Objective>
Only a number is wanted. Count the lines holding the string "experiments".

Dataset>
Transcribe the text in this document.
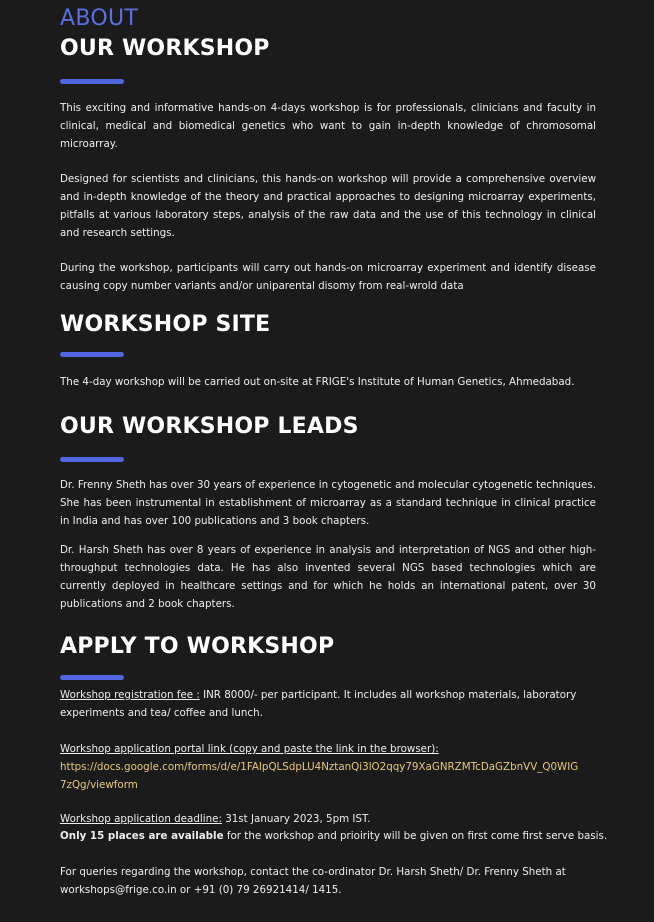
ABOUT
OUR WORKSHOP

This exciting and informative hands-on 4-days workshop is for professionals, clinicians and faculty in clinical, medical and biomedical genetics who want to gain in-depth knowledge of chromosomal microarray.

Designed for scientists and clinicians, this hands-on workshop will provide a comprehensive overview and in-depth knowledge of the theory and practical approaches to designing microarray experiments, pitfalls at various laboratory steps, analysis of the raw data and the use of this technology in clinical and research settings.

During the workshop, participants will carry out hands-on microarray experiment and identify disease causing copy number variants and/or uniparental disomy from real-wrold data

WORKSHOP SITE

The 4-day workshop will be carried out on-site at FRIGE's Institute of Human Genetics, Ahmedabad.

OUR WORKSHOP LEADS

Dr. Frenny Sheth has over 30 years of experience in cytogenetic and molecular cytogenetic techniques. She has been instrumental in establishment of microarray as a standard technique in clinical practice in India and has over 100 publications and 3 book chapters.

Dr. Harsh Sheth has over 8 years of experience in analysis and interpretation of NGS and other high-throughput technologies data. He has also invented several NGS based technologies which are currently deployed in healthcare settings and for which he holds an international patent, over 30 publications and 2 book chapters.

APPLY TO WORKSHOP
Workshop registration fee : INR 8000/- per participant. It includes all workshop materials, laboratory
experiments and tea/ coffee and lunch.
Workshop application portal link (copy and paste the link in the browser):
https://docs.google.com/forms/d/e/1FAIpQLSdpLU4NztanQi3lO2qqy79XaGNRZMTcDaGZbnVV_Q0WIG
7zQg/viewform
Workshop application deadline: 31st January 2023, 5pm IST.
Only 15 places are available for the workshop and prioirity will be given on first come first serve basis.
For queries regarding the workshop, contact the co-ordinator Dr. Harsh Sheth/ Dr. Frenny Sheth at
workshops@frige.co.in or +91 (0) 79 26921414/ 1415.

Complete output>
2